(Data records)
────────────────────
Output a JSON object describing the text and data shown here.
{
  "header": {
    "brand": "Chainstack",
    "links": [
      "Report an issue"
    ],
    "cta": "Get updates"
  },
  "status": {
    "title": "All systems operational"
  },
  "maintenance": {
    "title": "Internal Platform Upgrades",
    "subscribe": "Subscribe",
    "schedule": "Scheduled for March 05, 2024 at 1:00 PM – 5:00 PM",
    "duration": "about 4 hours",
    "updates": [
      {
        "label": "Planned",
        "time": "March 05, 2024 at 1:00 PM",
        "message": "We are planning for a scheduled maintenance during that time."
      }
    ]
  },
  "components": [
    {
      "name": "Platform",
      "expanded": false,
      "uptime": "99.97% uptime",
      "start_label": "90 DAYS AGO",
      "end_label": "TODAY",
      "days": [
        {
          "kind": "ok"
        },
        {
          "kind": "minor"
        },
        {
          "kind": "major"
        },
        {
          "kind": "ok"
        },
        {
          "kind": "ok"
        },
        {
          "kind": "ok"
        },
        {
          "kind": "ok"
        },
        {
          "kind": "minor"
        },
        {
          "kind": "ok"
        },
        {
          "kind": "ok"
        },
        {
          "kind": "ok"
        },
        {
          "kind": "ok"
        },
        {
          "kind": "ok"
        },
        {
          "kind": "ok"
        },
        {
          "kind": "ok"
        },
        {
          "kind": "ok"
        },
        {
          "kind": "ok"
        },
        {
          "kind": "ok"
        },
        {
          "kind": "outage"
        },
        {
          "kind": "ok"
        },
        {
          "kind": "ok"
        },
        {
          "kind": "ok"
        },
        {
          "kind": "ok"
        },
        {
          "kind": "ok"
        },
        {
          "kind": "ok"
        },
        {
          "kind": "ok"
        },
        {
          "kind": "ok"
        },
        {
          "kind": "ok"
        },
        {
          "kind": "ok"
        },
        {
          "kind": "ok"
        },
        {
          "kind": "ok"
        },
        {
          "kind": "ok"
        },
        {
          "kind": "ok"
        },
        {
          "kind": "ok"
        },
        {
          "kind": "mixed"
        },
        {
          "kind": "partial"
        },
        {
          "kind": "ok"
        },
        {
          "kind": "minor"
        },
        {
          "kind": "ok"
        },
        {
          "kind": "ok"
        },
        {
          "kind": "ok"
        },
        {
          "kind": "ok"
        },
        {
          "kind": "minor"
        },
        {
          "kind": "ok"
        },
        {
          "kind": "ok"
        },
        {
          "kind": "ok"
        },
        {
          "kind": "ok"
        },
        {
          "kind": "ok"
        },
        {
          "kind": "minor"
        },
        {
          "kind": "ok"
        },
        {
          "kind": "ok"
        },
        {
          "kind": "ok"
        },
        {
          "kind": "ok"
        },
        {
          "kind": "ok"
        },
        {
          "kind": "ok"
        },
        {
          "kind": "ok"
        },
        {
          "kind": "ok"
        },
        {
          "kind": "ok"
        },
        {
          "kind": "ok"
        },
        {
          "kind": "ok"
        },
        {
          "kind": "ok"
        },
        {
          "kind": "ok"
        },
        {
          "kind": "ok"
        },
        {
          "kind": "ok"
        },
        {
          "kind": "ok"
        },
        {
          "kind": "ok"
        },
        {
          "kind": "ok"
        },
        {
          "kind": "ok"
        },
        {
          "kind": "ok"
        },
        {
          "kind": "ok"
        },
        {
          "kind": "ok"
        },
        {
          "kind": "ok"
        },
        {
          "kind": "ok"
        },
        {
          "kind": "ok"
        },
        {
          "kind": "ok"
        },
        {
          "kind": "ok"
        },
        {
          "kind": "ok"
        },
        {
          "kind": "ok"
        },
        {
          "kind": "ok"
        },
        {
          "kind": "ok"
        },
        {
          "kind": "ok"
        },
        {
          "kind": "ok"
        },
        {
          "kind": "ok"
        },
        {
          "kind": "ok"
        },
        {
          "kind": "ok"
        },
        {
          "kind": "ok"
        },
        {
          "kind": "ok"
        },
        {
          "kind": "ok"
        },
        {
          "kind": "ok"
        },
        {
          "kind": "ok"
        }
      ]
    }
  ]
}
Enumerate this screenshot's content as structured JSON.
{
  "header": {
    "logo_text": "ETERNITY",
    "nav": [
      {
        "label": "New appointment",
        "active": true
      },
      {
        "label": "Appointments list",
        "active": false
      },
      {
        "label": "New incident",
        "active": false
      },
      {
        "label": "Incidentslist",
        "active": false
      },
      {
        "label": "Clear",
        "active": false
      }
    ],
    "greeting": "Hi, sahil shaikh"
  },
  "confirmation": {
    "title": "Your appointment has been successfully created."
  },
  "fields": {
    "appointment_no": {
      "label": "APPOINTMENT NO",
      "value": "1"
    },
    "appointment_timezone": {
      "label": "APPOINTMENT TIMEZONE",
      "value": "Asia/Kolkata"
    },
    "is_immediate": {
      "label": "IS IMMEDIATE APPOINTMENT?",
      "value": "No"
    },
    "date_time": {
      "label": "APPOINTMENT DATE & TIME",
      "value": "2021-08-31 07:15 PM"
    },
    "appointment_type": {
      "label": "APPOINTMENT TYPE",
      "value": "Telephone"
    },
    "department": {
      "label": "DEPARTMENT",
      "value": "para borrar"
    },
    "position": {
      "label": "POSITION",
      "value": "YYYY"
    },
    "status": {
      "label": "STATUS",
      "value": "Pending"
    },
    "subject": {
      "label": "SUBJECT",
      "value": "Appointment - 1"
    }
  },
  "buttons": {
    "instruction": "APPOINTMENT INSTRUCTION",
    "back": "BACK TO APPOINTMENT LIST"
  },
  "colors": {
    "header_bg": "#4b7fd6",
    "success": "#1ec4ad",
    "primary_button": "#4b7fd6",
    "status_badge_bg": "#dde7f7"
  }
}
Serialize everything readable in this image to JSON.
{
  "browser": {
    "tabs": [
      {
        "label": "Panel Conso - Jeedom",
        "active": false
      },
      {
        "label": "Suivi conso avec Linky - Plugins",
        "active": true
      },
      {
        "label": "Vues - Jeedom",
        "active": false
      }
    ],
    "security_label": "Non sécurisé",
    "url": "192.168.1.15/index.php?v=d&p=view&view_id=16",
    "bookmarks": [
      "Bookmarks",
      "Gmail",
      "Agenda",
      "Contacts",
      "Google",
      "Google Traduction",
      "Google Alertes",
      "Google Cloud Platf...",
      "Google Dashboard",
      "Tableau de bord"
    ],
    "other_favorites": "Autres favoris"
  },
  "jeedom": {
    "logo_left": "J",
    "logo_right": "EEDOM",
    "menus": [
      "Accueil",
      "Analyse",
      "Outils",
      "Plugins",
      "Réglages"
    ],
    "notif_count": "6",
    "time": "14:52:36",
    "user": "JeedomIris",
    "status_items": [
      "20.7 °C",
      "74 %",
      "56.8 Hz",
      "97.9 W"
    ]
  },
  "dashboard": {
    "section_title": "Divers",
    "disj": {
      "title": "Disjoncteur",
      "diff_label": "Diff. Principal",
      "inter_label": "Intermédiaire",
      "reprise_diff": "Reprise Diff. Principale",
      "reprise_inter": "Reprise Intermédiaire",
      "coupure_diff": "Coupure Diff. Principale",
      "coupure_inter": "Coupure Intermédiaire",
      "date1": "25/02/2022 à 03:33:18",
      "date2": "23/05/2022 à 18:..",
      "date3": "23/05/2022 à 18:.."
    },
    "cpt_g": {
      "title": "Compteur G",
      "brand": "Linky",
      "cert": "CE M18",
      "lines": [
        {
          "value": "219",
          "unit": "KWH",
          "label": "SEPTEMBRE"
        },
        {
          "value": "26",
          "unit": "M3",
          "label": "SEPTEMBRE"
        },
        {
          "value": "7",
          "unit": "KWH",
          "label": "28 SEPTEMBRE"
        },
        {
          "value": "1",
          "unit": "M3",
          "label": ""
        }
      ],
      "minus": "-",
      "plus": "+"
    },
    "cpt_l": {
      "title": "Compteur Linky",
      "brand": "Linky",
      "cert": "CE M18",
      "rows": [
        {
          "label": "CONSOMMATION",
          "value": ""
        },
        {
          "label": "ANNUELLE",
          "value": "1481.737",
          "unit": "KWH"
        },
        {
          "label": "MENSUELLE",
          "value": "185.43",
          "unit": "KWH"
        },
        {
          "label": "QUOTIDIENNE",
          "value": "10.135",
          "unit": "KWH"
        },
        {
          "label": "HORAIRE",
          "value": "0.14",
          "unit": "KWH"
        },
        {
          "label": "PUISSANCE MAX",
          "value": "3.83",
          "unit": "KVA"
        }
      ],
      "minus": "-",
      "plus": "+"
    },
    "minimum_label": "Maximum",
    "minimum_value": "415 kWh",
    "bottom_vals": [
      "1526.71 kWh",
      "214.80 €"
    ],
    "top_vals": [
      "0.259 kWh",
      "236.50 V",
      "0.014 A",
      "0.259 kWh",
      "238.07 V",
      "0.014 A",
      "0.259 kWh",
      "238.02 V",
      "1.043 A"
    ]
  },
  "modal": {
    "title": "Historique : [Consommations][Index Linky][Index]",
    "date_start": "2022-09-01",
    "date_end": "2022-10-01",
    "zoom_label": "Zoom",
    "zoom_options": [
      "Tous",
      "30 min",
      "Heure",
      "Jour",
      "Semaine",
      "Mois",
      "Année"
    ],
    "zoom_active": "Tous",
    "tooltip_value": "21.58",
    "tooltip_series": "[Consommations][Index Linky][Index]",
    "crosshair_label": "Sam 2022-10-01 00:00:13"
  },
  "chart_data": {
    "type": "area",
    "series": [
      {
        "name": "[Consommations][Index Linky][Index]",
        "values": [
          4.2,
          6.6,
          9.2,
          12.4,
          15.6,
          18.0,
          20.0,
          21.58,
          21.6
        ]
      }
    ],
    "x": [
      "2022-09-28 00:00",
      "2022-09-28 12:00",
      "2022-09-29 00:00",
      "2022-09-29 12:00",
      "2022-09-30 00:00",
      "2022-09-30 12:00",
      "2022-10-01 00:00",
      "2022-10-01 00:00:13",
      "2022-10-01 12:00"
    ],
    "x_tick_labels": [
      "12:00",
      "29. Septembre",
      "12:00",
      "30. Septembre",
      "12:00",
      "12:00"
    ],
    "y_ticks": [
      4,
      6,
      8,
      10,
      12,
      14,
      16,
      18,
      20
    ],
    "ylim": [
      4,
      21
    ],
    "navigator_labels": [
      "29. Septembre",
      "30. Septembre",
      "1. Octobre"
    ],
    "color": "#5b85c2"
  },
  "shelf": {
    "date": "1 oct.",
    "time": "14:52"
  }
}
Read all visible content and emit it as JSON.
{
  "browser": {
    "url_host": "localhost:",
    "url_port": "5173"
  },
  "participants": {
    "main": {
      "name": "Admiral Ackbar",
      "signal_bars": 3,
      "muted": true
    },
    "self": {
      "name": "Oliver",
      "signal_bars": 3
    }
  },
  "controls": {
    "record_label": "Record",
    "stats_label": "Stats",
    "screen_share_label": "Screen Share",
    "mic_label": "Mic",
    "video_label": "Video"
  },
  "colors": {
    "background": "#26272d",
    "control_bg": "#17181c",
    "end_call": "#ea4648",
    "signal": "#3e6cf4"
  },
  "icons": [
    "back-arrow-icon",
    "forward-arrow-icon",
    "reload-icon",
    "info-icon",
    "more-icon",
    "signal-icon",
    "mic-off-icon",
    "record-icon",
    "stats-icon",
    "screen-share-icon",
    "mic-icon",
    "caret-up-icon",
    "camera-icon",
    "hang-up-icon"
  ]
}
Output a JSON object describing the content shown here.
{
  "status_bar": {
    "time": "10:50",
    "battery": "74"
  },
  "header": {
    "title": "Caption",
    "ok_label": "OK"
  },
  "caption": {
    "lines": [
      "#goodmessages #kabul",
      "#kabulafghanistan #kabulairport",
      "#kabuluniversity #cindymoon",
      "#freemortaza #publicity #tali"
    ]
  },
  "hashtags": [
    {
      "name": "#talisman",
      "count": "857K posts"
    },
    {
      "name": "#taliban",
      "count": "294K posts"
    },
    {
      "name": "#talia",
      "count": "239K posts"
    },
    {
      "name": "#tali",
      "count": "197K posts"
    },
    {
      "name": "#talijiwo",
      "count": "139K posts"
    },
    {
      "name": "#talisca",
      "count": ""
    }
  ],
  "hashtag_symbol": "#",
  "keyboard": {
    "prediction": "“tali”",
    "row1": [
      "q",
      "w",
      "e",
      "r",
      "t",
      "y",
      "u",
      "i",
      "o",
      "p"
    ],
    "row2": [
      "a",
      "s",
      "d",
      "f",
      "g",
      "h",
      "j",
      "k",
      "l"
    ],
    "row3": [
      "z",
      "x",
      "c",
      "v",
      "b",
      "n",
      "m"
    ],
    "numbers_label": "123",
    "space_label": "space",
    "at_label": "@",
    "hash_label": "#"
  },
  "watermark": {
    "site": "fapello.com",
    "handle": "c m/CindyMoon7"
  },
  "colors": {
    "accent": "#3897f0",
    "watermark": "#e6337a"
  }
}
────────────────────
» WRITTEN TASK: Look for "Output" and pull out every line that has it.

» ANSWER TO THE PROBLEM:
Output a JSON object describing the text and data shown here.
Output a JSON object describing the content shown here.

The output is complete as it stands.